**WHAT IS ASKED:** From the entries provided below, copy each line that contains the word "Pokrovske".

**MATERIAL FOR THE TASK:**
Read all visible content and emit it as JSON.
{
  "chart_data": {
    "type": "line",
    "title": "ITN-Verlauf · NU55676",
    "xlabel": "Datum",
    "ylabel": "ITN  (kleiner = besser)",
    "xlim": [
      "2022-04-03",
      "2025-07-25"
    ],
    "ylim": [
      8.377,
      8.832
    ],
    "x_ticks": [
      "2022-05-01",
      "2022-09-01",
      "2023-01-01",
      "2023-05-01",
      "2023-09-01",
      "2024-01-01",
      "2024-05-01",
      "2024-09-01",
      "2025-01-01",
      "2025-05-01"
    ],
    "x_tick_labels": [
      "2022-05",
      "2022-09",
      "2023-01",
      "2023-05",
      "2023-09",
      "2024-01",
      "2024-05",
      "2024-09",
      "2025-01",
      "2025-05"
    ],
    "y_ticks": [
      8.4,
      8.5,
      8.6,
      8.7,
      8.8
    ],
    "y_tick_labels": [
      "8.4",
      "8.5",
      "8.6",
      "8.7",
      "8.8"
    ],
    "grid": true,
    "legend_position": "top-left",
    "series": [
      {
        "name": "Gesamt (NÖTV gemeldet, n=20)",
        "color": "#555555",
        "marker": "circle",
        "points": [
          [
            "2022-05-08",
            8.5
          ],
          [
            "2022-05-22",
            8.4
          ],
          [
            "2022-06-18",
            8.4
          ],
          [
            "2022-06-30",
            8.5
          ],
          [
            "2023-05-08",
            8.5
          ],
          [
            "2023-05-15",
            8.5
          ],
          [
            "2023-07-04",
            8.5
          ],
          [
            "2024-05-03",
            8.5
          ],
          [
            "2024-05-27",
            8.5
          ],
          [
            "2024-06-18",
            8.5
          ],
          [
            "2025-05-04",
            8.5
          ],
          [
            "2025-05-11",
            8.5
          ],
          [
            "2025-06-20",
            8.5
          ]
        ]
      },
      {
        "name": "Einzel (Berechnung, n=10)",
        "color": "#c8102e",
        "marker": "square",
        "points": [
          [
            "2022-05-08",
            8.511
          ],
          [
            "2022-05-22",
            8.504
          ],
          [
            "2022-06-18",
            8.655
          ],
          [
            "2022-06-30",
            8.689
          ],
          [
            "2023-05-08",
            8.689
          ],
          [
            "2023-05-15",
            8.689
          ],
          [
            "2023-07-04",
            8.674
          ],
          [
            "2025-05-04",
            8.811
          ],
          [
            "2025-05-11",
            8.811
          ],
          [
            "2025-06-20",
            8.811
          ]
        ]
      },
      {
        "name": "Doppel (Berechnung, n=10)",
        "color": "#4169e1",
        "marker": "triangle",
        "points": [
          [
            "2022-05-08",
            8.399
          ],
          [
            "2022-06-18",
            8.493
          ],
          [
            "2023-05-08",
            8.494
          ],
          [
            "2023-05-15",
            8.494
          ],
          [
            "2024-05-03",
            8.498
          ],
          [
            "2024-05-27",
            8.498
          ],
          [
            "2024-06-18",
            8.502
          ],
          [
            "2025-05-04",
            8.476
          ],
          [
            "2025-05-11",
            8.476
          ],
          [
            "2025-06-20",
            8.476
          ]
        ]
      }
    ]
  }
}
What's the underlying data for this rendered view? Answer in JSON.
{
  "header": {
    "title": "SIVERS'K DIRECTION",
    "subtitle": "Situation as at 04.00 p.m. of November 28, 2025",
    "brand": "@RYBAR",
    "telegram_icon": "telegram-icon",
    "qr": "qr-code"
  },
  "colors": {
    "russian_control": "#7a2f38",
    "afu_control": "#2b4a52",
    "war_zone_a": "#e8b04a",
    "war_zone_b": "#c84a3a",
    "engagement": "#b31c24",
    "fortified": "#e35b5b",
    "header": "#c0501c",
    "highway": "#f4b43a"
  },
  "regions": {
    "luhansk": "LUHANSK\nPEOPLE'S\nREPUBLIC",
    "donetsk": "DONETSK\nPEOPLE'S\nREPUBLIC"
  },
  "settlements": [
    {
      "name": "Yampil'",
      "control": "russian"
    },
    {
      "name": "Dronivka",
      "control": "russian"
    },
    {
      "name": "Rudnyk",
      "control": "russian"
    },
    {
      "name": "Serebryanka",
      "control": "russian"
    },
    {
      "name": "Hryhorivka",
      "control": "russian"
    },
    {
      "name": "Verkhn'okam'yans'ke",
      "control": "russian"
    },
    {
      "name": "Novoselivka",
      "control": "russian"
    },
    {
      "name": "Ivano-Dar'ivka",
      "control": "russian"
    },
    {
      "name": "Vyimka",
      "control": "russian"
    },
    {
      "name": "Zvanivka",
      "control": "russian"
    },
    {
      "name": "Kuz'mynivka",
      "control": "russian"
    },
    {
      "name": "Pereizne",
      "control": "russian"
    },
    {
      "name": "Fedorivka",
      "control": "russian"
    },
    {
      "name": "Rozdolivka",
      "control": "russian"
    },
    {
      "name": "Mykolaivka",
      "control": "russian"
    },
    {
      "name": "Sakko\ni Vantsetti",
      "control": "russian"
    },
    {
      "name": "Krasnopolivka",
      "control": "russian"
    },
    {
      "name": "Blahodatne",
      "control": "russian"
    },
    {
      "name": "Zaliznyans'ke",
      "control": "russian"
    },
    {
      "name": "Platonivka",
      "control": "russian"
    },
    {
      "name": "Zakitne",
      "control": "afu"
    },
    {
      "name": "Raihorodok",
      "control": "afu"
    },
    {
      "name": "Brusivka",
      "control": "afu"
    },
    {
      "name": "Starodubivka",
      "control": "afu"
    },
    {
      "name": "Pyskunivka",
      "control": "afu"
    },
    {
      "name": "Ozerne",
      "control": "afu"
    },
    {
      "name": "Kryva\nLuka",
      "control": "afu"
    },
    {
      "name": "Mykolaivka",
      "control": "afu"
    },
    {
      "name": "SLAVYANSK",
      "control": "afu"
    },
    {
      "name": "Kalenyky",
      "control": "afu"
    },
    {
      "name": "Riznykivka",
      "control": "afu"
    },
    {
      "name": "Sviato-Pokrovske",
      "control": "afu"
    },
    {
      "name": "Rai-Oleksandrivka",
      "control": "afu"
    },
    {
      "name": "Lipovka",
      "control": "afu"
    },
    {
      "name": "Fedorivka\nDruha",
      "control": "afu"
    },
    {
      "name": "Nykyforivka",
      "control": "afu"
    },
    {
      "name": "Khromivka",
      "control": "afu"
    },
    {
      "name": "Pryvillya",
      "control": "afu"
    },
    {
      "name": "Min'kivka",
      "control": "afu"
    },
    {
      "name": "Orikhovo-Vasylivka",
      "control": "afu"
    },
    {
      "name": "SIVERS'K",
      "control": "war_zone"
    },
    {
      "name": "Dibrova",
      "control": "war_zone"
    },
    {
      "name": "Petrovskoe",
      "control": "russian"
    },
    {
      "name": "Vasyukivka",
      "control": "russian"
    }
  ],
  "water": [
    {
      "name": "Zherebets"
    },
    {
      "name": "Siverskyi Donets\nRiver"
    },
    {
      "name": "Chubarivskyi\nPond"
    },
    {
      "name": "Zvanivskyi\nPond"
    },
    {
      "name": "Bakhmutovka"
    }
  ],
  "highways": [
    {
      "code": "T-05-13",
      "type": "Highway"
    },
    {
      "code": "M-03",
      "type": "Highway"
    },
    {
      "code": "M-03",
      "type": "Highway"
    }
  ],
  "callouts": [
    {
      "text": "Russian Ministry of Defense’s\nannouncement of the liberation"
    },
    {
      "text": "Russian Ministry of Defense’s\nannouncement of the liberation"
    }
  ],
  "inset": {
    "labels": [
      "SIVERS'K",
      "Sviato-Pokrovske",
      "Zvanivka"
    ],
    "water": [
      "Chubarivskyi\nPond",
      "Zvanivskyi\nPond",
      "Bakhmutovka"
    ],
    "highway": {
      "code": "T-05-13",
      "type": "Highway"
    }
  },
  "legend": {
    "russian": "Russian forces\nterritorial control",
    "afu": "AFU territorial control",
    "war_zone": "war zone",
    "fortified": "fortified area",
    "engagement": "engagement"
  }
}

**EXPECTED ANSWER:**
      "name": "Sviato-Pokrovske",
      "Sviato-Pokrovske",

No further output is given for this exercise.